GIVEN INSTRUCTION 1: In the records, copy the lines from the one containing "legend-label-union: Oc ∪" through the one containing "224, 47, 238]", including both of those lines, exactly as they appear.

SOURCE TEXT:

** Begin **

The Chieftains 5 is an album by The Chieftains, released in 1975. It was the band's first album as a professional group. Derek Bell played the tiompan (the Irish hammered dulcimer) for the first time on the album. It marked the last album appearance of Peader Mercier.

Critical reception
The New York Times called the album "highly innovative" and the music "quite descriptive," praising the "wild jigs and reels, impish hornpipes and raucous slides."

** End **

GIVEN INSTRUCTION 2: According to the text about The Chieftains 5, which instrument did Derek Bell play for the first time on the album?

SUPPLIED ENTRIES:

** Begin **

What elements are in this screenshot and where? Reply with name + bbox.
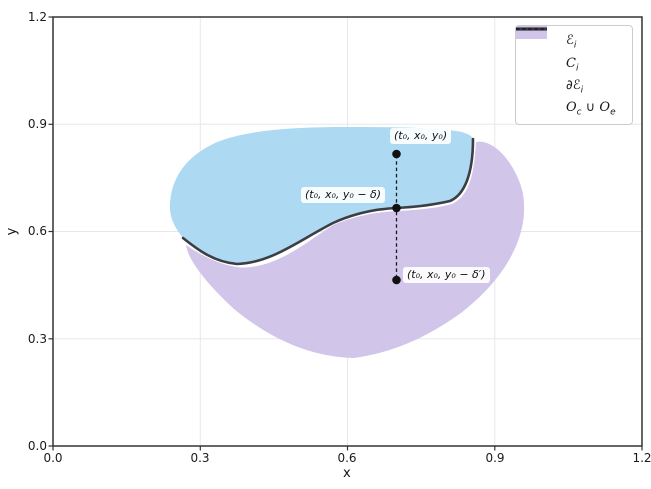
legend-label-union: Oc ∪ Oe	[566, 100, 616, 118]
region-C-i	[186, 141, 525, 358]
x-tick-label: 0.3	[190, 451, 210, 465]
x-tick-label: 0.0	[43, 451, 63, 465]
boundary-curve	[181, 137, 475, 266]
x-axis-label: x	[343, 466, 351, 481]
legend-item-C-i: Ci	[516, 26, 624, 75]
legend-label-C-i: Ci	[566, 55, 579, 74]
annotation-t0-x0-y0: (t₀, x₀, y₀)	[390, 128, 452, 144]
x-tick-label: 1.2	[632, 451, 651, 465]
y-tick-label: 0.9	[27, 117, 47, 131]
y-tick-label: 1.2	[27, 10, 47, 24]
y-axis-label: y	[4, 227, 20, 236]
y-tick-label: 0.3	[27, 332, 47, 346]
x-tick-label: 0.9	[485, 451, 505, 465]
y-tick-label: 0.6	[27, 224, 47, 238]
point-t0-x0-y0-minus-delta-prime	[392, 275, 401, 285]
legend-label-boundary: ∂ℰi	[566, 77, 584, 96]
annotation-t0-x0-y0-minus-delta: (t₀, x₀, y₀ − δ)	[301, 187, 386, 203]
legend-item-union: Oc ∪ Oe	[516, 28, 624, 120]
point-t0-x0-y0	[392, 149, 401, 159]
y-tick-label: 0.0	[27, 439, 47, 453]
legend-label-E-i: ℰi	[566, 33, 577, 51]
annotation-t0-x0-y0-minus-delta-prime: (t₀, x₀, y₀ − δ′)	[403, 267, 490, 283]
legend-item-boundary: ∂ℰi	[516, 27, 624, 98]
tick-marks	[48, 16, 643, 451]
x-tick-label: 0.6	[337, 451, 357, 465]
point-t0-x0-y0-minus-delta	[392, 203, 401, 213]
legend: ℰi Ci ∂ℰi Oc ∪ Oe	[515, 25, 633, 125]
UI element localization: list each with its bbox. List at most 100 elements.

** End **

WRITTEN SOLUTION 1:
legend-label-union: Oc ∪ Oe	[566, 100, 616, 118]
region-C-i	[186, 141, 525, 358]
x-tick-label: 0.3	[190, 451, 210, 465]
x-tick-label: 0.0	[43, 451, 63, 465]
boundary-curve	[181, 137, 475, 266]
x-axis-label: x	[343, 466, 351, 481]
legend-item-C-i: Ci	[516, 26, 624, 75]
legend-label-C-i: Ci	[566, 55, 579, 74]
annotation-t0-x0-y0: (t₀, x₀, y₀)	[390, 128, 452, 144]
x-tick-label: 1.2	[632, 451, 651, 465]
y-tick-label: 0.9	[27, 117, 47, 131]
y-tick-label: 1.2	[27, 10, 47, 24]
y-axis-label: y	[4, 227, 20, 236]
y-tick-label: 0.3	[27, 332, 47, 346]
x-tick-label: 0.9	[485, 451, 505, 465]
y-tick-label: 0.6	[27, 224, 47, 238]

WRITTEN SOLUTION 2: The tiompan, the Irish hammered dulcimer.